**Your objective:**
Reproduce every line of the entries below word for word, leaving out the pictures.

**Data to use:**
- - -

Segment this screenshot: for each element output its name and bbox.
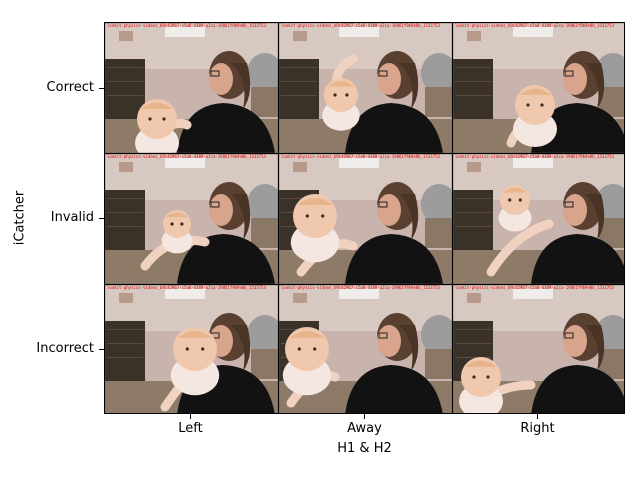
frame-correct-left: lookit-physics-videos_b9c42967-c5a8-4389… [105,23,278,153]
row-tick-correct [99,88,104,89]
frame-caption: lookit-physics-videos_b9c42967-c5a8-4389… [281,154,440,159]
frame-caption: lookit-physics-videos_b9c42967-c5a8-4389… [281,23,440,28]
frame-incorrect-left: lookit-physics-videos_b9c42967-c5a8-4389… [105,285,278,413]
frame-incorrect-right: lookit-physics-videos_b9c42967-c5a8-4389… [453,285,624,413]
frame-caption: lookit-physics-videos_b9c42967-c5a8-4389… [455,154,614,159]
frame-invalid-away: lookit-physics-videos_b9c42967-c5a8-4389… [279,154,452,284]
col-label-away: Away [347,421,382,436]
row-tick-incorrect [99,349,104,350]
image-grid: lookit-physics-videos_b9c42967-c5a8-4389… [104,22,625,414]
frame-invalid-right: lookit-physics-videos_b9c42967-c5a8-4389… [453,154,624,284]
col-tick-left [190,414,191,419]
col-label-right: Right [520,421,555,436]
frame-incorrect-away: lookit-physics-videos_b9c42967-c5a8-4389… [279,285,452,413]
frame-caption: lookit-physics-videos_b9c42967-c5a8-4389… [107,285,266,290]
frame-caption: lookit-physics-videos_b9c42967-c5a8-4389… [107,23,266,28]
frame-caption: lookit-physics-videos_b9c42967-c5a8-4389… [455,23,614,28]
row-label-correct: Correct [46,80,94,95]
col-tick-right [537,414,538,419]
col-tick-away [364,414,365,419]
y-axis-title: iCatcher [12,190,28,246]
col-label-left: Left [178,421,203,436]
row-tick-invalid [99,218,104,219]
frame-correct-away: lookit-physics-videos_b9c42967-c5a8-4389… [279,23,452,153]
frame-caption: lookit-physics-videos_b9c42967-c5a8-4389… [281,285,440,290]
figure: lookit-physics-videos_b9c42967-c5a8-4389… [0,0,640,480]
frame-caption: lookit-physics-videos_b9c42967-c5a8-4389… [455,285,614,290]
frame-correct-right: lookit-physics-videos_b9c42967-c5a8-4389… [453,23,624,153]
frame-caption: lookit-physics-videos_b9c42967-c5a8-4389… [107,154,266,159]
x-axis-title: H1 & H2 [337,441,392,456]
row-label-incorrect: Incorrect [36,341,94,356]
frame-invalid-left: lookit-physics-videos_b9c42967-c5a8-4389… [105,154,278,284]
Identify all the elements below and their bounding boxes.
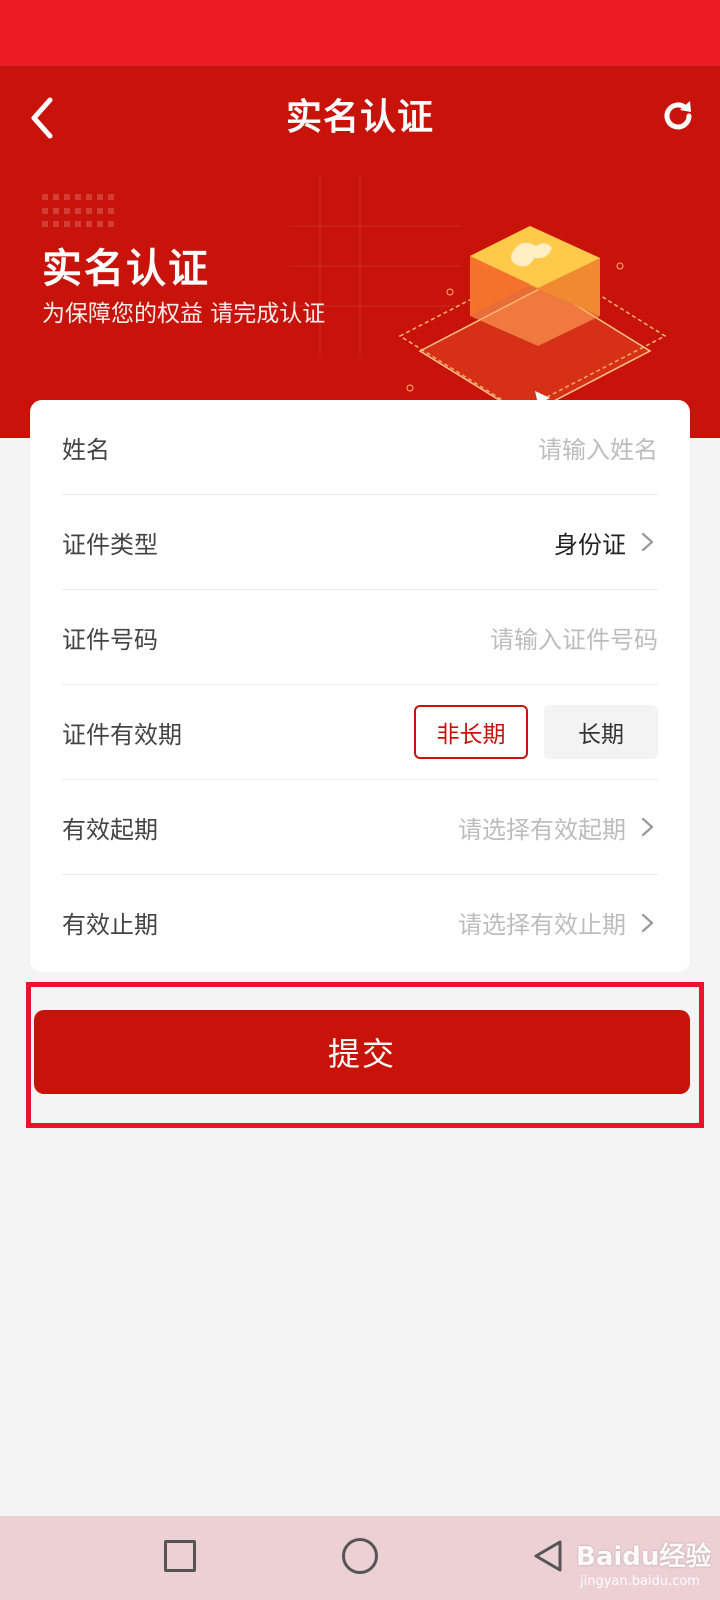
end-date-label: 有效止期 xyxy=(62,911,158,939)
refresh-icon xyxy=(664,101,692,130)
status-bar xyxy=(0,0,720,66)
verification-form: 姓名 请输入姓名 证件类型 身份证 证件号码 请输入证件号码 证件有效期 非长期… xyxy=(30,400,690,972)
id-type-row[interactable]: 证件类型 身份证 xyxy=(62,495,658,590)
decorative-dots xyxy=(42,194,118,230)
watermark-url: jingyan.baidu.com xyxy=(580,1574,700,1589)
start-date-row[interactable]: 有效起期 请选择有效起期 xyxy=(62,780,658,875)
chevron-right-icon xyxy=(641,913,654,932)
start-date-picker[interactable]: 请选择有效起期 xyxy=(458,810,626,845)
back-icon[interactable] xyxy=(530,1538,566,1574)
end-date-row[interactable]: 有效止期 请选择有效止期 xyxy=(62,875,658,970)
start-date-label: 有效起期 xyxy=(62,815,158,844)
name-label: 姓名 xyxy=(62,435,110,464)
validity-row: 证件有效期 非长期 长期 xyxy=(62,685,658,780)
watermark-logo: Baidu经验 xyxy=(576,1542,712,1572)
permanent-option[interactable]: 长期 xyxy=(544,705,658,759)
recent-apps-icon[interactable] xyxy=(164,1540,196,1572)
id-number-input[interactable]: 请输入证件号码 xyxy=(490,620,658,655)
id-type-value: 身份证 xyxy=(554,530,626,559)
id-type-label: 证件类型 xyxy=(62,530,158,559)
non-permanent-option[interactable]: 非长期 xyxy=(414,705,528,759)
refresh-button[interactable] xyxy=(654,92,702,140)
end-date-picker[interactable]: 请选择有效止期 xyxy=(458,905,626,940)
home-icon[interactable] xyxy=(342,1538,378,1574)
page-title: 实名认证 xyxy=(285,97,434,138)
chevron-right-icon xyxy=(641,817,654,837)
system-nav-bar: Baidu经验 jingyan.baidu.com xyxy=(0,1516,720,1600)
id-number-label: 证件号码 xyxy=(62,625,158,654)
validity-label: 证件有效期 xyxy=(62,720,182,749)
verification-illustration xyxy=(290,176,667,417)
name-input[interactable]: 请输入姓名 xyxy=(538,430,658,465)
chevron-right-icon xyxy=(641,532,654,552)
name-row[interactable]: 姓名 请输入姓名 xyxy=(62,400,658,495)
submit-button[interactable]: 提交 xyxy=(34,1010,690,1094)
id-number-row[interactable]: 证件号码 请输入证件号码 xyxy=(62,590,658,685)
hero-title: 实名认证 xyxy=(42,246,210,292)
hero-banner: 实名认证 实名认证 为保障您的权益 请完成认证 xyxy=(0,66,720,438)
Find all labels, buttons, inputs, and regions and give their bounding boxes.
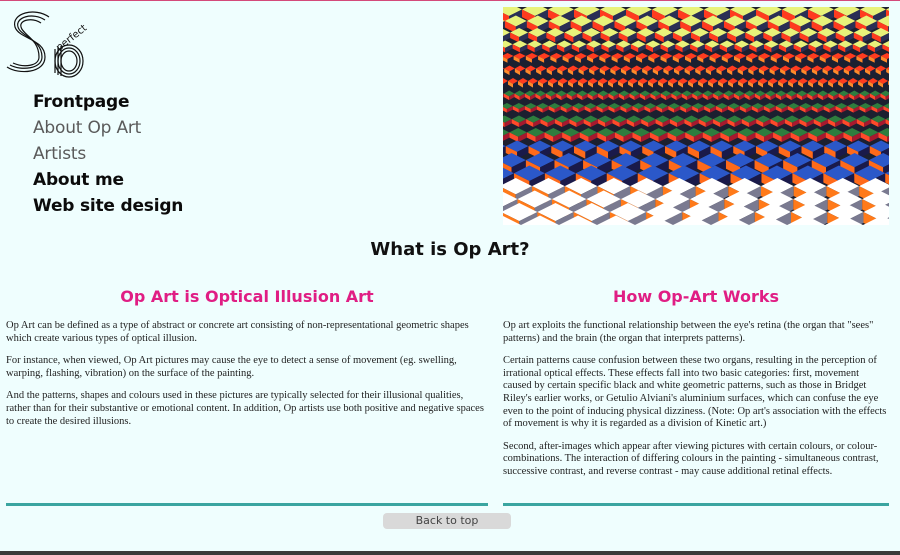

- - -

**Exercise solution:**
Segment this screenshot: for each element output its name and bbox.
frame-correct-left: lookit-physics-videos_b9c42967-c5a8-4389… [105,23,278,153]
row-tick-correct [99,88,104,89]
frame-caption: lookit-physics-videos_b9c42967-c5a8-4389… [281,154,440,159]
frame-caption: lookit-physics-videos_b9c42967-c5a8-4389… [281,23,440,28]
frame-incorrect-left: lookit-physics-videos_b9c42967-c5a8-4389… [105,285,278,413]
frame-incorrect-right: lookit-physics-videos_b9c42967-c5a8-4389… [453,285,624,413]
frame-caption: lookit-physics-videos_b9c42967-c5a8-4389… [455,154,614,159]
frame-invalid-away: lookit-physics-videos_b9c42967-c5a8-4389… [279,154,452,284]
col-label-away: Away [347,421,382,436]
row-tick-incorrect [99,349,104,350]
image-grid: lookit-physics-videos_b9c42967-c5a8-4389… [104,22,625,414]
frame-invalid-right: lookit-physics-videos_b9c42967-c5a8-4389… [453,154,624,284]
col-tick-left [190,414,191,419]
col-label-right: Right [520,421,555,436]
frame-incorrect-away: lookit-physics-videos_b9c42967-c5a8-4389… [279,285,452,413]
frame-caption: lookit-physics-videos_b9c42967-c5a8-4389… [107,285,266,290]
frame-caption: lookit-physics-videos_b9c42967-c5a8-4389… [107,23,266,28]
frame-caption: lookit-physics-videos_b9c42967-c5a8-4389… [455,23,614,28]
row-label-correct: Correct [46,80,94,95]
col-tick-right [537,414,538,419]
col-tick-away [364,414,365,419]
y-axis-title: iCatcher [12,190,28,246]
col-label-left: Left [178,421,203,436]
row-tick-invalid [99,218,104,219]
frame-correct-away: lookit-physics-videos_b9c42967-c5a8-4389… [279,23,452,153]
frame-caption: lookit-physics-videos_b9c42967-c5a8-4389… [281,285,440,290]
figure: lookit-physics-videos_b9c42967-c5a8-4389… [0,0,640,480]
frame-caption: lookit-physics-videos_b9c42967-c5a8-4389… [455,285,614,290]
frame-correct-right: lookit-physics-videos_b9c42967-c5a8-4389… [453,23,624,153]
frame-caption: lookit-physics-videos_b9c42967-c5a8-4389… [107,154,266,159]
x-axis-title: H1 & H2 [337,441,392,456]
row-label-incorrect: Incorrect [36,341,94,356]
frame-invalid-left: lookit-physics-videos_b9c42967-c5a8-4389… [105,154,278,284]
Identify all the elements below and their bounding boxes.
end-date-label: 有效止期 xyxy=(62,911,158,939)
refresh-icon xyxy=(664,101,692,130)
status-bar xyxy=(0,0,720,66)
verification-form: 姓名 请输入姓名 证件类型 身份证 证件号码 请输入证件号码 证件有效期 非长期… xyxy=(30,400,690,972)
id-type-row[interactable]: 证件类型 身份证 xyxy=(62,495,658,590)
decorative-dots xyxy=(42,194,118,230)
watermark-url: jingyan.baidu.com xyxy=(580,1574,700,1589)
start-date-row[interactable]: 有效起期 请选择有效起期 xyxy=(62,780,658,875)
chevron-right-icon xyxy=(641,913,654,932)
start-date-picker[interactable]: 请选择有效起期 xyxy=(458,810,626,845)
back-icon[interactable] xyxy=(530,1538,566,1574)
end-date-row[interactable]: 有效止期 请选择有效止期 xyxy=(62,875,658,970)
start-date-label: 有效起期 xyxy=(62,815,158,844)
name-label: 姓名 xyxy=(62,435,110,464)
validity-row: 证件有效期 非长期 长期 xyxy=(62,685,658,780)
watermark-logo: Baidu经验 xyxy=(576,1542,712,1572)
permanent-option[interactable]: 长期 xyxy=(544,705,658,759)
recent-apps-icon[interactable] xyxy=(164,1540,196,1572)
id-number-input[interactable]: 请输入证件号码 xyxy=(490,620,658,655)
id-type-value: 身份证 xyxy=(554,530,626,559)
id-type-label: 证件类型 xyxy=(62,530,158,559)
non-permanent-option[interactable]: 非长期 xyxy=(414,705,528,759)
refresh-button[interactable] xyxy=(654,92,702,140)
end-date-picker[interactable]: 请选择有效止期 xyxy=(458,905,626,940)
home-icon[interactable] xyxy=(342,1538,378,1574)
page-title: 实名认证 xyxy=(285,97,434,138)
chevron-right-icon xyxy=(641,817,654,837)
system-nav-bar: Baidu经验 jingyan.baidu.com xyxy=(0,1516,720,1600)
id-number-label: 证件号码 xyxy=(62,625,158,654)
validity-label: 证件有效期 xyxy=(62,720,182,749)
verification-illustration xyxy=(290,176,667,417)
name-input[interactable]: 请输入姓名 xyxy=(538,430,658,465)
chevron-right-icon xyxy=(641,532,654,552)
name-row[interactable]: 姓名 请输入姓名 xyxy=(62,400,658,495)
submit-button[interactable]: 提交 xyxy=(34,1010,690,1094)
id-number-row[interactable]: 证件号码 请输入证件号码 xyxy=(62,590,658,685)
hero-title: 实名认证 xyxy=(42,246,210,292)
hero-banner: 实名认证 实名认证 为保障您的权益 请完成认证 xyxy=(0,66,720,438)
Find all labels, buttons, inputs, and regions and give their bounding boxes.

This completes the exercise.